──────── RECORDED DATA ────────

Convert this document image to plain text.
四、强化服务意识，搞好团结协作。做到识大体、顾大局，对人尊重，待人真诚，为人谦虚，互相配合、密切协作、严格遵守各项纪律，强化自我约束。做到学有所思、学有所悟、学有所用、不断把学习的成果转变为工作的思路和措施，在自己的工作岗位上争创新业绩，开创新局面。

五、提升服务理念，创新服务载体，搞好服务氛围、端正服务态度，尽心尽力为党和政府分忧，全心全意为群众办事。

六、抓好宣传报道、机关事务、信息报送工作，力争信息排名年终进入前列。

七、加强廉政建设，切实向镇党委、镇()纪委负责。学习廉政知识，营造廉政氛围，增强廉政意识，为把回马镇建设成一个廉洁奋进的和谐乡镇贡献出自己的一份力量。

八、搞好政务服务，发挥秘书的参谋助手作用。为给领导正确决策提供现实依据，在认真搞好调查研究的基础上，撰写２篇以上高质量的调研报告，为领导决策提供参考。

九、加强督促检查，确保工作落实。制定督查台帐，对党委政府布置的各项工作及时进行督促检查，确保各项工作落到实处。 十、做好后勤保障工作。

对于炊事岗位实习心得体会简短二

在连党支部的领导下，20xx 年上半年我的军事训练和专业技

────────

§ **PROBLEM**: Please repeat the material above, word for word and in full.

§ **SOLUTION TO THIS EXERCISE**:
Convert this document image to plain text.
四、强化服务意识，搞好团结协作。做到识大体、顾大局，对人尊重，待人真诚，为人谦虚，互相配合、密切协作、严格遵守各项纪律，强化自我约束。做到学有所思、学有所悟、学有所用、不断把学习的成果转变为工作的思路和措施，在自己的工作岗位上争创新业绩，开创新局面。

五、提升服务理念，创新服务载体，搞好服务氛围、端正服务态度，尽心尽力为党和政府分忧，全心全意为群众办事。

六、抓好宣传报道、机关事务、信息报送工作，力争信息排名年终进入前列。

七、加强廉政建设，切实向镇党委、镇()纪委负责。学习廉政知识，营造廉政氛围，增强廉政意识，为把回马镇建设成一个廉洁奋进的和谐乡镇贡献出自己的一份力量。

八、搞好政务服务，发挥秘书的参谋助手作用。为给领导正确决策提供现实依据，在认真搞好调查研究的基础上，撰写２篇以上高质量的调研报告，为领导决策提供参考。

九、加强督促检查，确保工作落实。制定督查台帐，对党委政府布置的各项工作及时进行督促检查，确保各项工作落到实处。 十、做好后勤保障工作。

对于炊事岗位实习心得体会简短二

在连党支部的领导下，20xx 年上半年我的军事训练和专业技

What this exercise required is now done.